Dataset listings of figures
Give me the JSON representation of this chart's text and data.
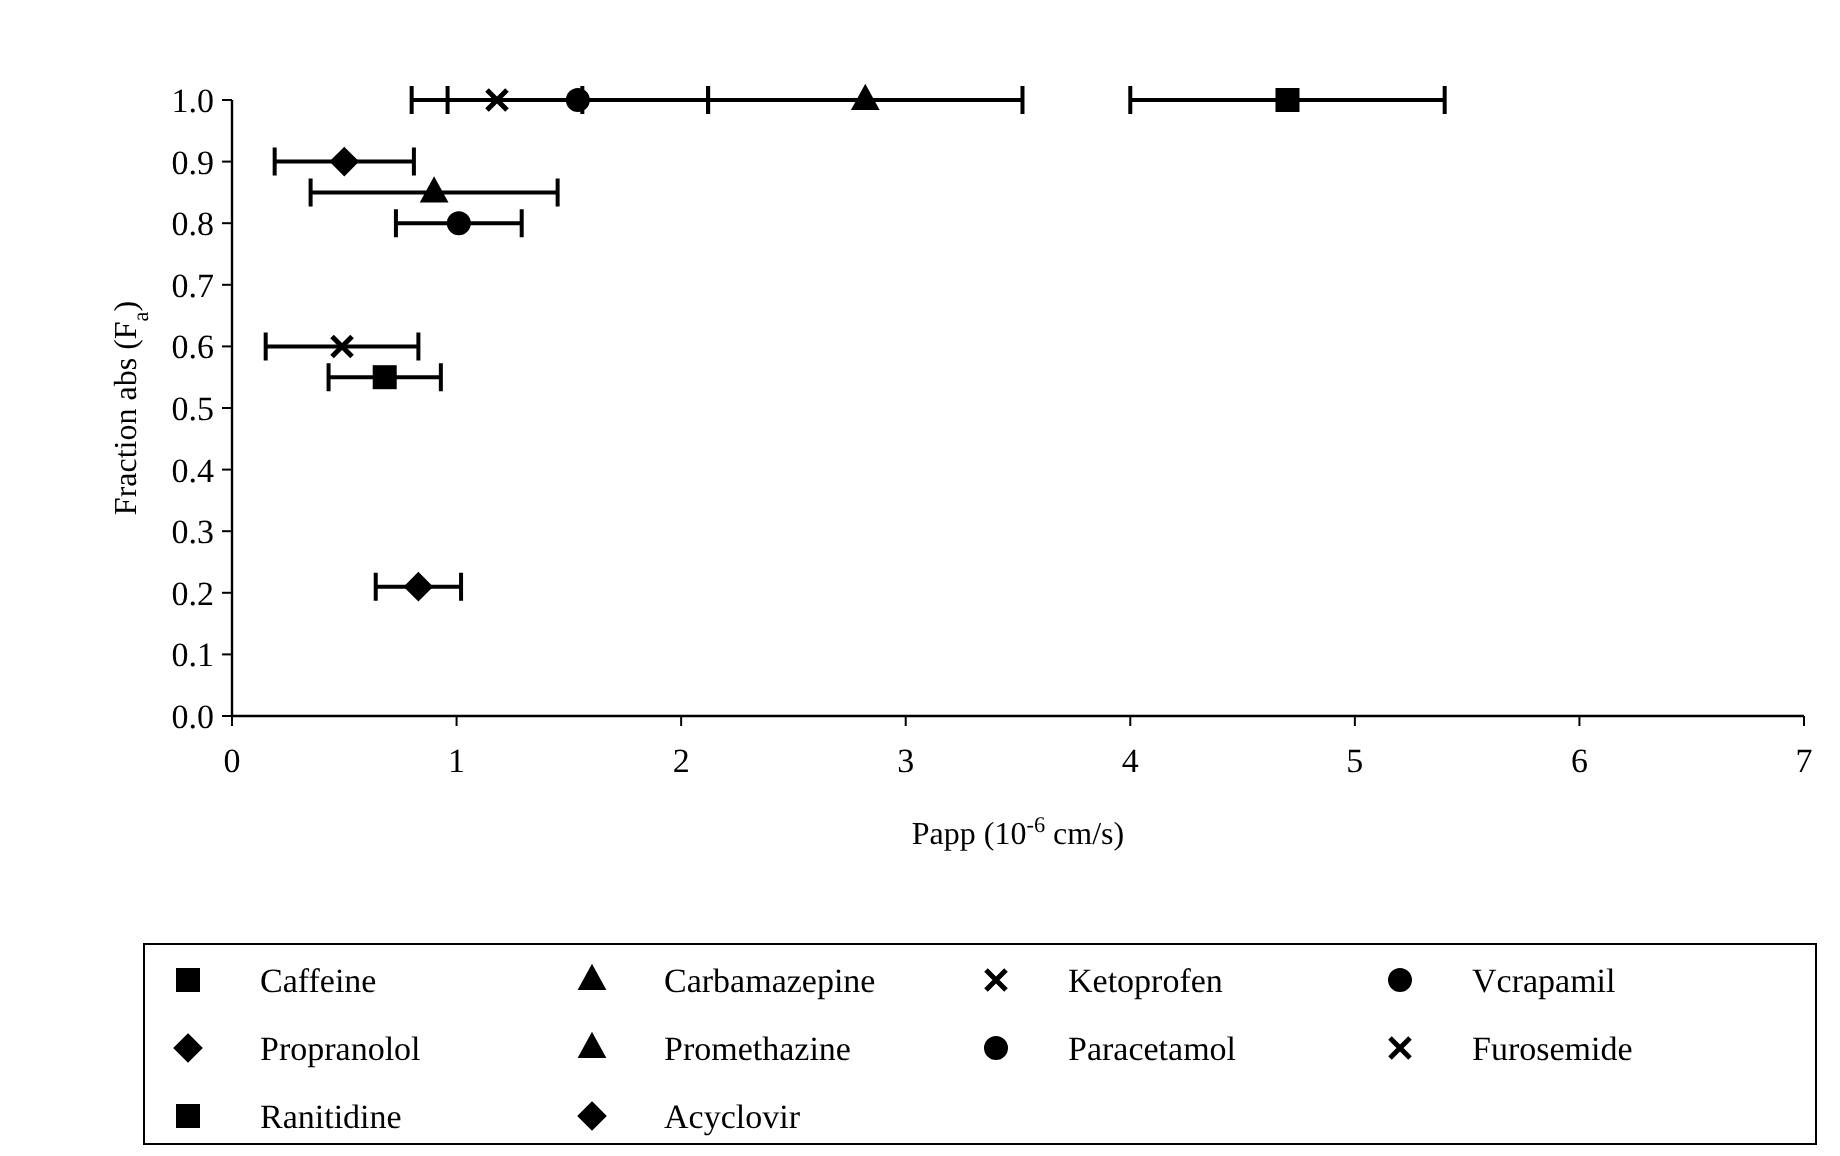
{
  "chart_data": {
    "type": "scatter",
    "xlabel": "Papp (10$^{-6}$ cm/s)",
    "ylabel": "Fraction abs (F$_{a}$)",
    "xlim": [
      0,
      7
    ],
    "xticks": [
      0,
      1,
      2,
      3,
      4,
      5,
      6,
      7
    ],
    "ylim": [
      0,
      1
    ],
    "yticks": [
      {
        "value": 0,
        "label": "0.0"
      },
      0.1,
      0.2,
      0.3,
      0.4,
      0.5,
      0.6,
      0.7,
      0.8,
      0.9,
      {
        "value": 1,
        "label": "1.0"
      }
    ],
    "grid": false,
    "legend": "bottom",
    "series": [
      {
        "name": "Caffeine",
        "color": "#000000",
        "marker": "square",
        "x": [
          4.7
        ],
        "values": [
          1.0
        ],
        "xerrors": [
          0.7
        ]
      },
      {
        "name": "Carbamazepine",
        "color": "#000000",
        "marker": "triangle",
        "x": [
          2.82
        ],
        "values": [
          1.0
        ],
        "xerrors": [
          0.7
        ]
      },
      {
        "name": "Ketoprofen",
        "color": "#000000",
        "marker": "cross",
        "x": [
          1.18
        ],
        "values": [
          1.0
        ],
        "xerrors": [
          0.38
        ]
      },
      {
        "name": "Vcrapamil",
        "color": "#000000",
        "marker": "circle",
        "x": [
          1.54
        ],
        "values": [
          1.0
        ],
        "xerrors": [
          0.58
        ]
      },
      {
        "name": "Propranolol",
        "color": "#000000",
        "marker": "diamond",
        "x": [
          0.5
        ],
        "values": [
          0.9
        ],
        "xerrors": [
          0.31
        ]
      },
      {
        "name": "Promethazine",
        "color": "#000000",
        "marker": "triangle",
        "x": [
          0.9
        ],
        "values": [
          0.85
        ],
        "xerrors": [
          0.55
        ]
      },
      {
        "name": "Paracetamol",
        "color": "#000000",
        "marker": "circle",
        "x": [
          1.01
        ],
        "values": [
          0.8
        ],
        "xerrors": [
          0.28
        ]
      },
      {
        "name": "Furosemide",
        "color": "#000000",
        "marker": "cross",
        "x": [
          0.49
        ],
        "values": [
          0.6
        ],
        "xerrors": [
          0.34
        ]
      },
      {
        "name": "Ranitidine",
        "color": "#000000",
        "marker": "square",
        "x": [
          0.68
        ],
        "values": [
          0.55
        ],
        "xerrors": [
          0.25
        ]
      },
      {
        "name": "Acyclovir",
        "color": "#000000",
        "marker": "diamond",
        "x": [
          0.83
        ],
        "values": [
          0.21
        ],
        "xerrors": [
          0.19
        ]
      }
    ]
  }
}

---

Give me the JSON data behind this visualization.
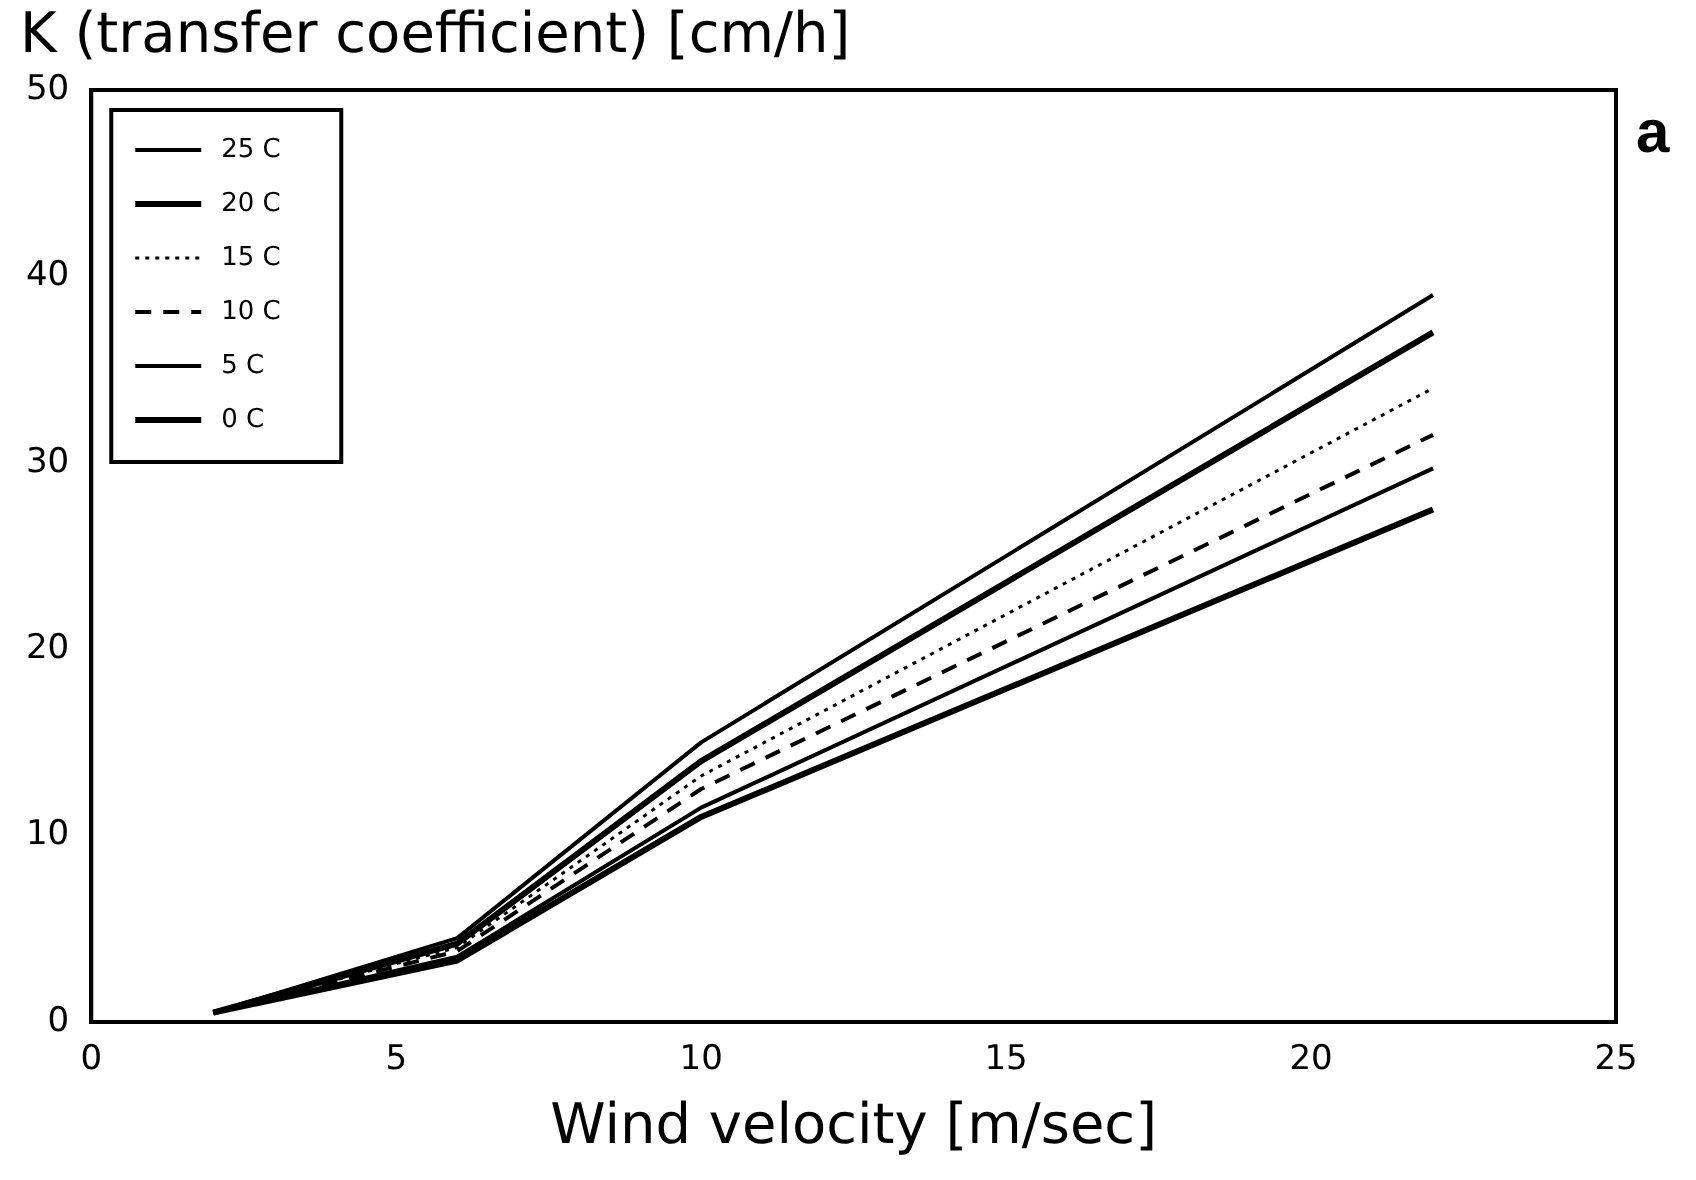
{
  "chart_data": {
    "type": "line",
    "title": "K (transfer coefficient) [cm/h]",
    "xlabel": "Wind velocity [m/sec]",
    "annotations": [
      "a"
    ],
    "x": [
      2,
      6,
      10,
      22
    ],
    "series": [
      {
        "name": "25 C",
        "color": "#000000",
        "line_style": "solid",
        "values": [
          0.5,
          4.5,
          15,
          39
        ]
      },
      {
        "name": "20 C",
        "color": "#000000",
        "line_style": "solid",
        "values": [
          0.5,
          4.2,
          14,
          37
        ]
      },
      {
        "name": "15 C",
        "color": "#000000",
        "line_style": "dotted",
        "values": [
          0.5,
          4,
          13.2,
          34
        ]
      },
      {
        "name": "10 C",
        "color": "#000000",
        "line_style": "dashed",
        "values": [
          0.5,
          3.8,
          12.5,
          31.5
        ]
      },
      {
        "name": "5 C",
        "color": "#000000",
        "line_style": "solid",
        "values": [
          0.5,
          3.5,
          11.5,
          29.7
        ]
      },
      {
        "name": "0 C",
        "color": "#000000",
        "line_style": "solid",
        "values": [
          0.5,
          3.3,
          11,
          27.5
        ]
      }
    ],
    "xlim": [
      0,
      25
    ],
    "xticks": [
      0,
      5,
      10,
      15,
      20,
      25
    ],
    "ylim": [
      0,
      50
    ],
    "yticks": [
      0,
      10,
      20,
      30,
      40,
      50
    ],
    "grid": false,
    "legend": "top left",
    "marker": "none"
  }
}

What you will do
State the number of lines in the records that contain the string "xlabel", and nothing more.

Final answer
2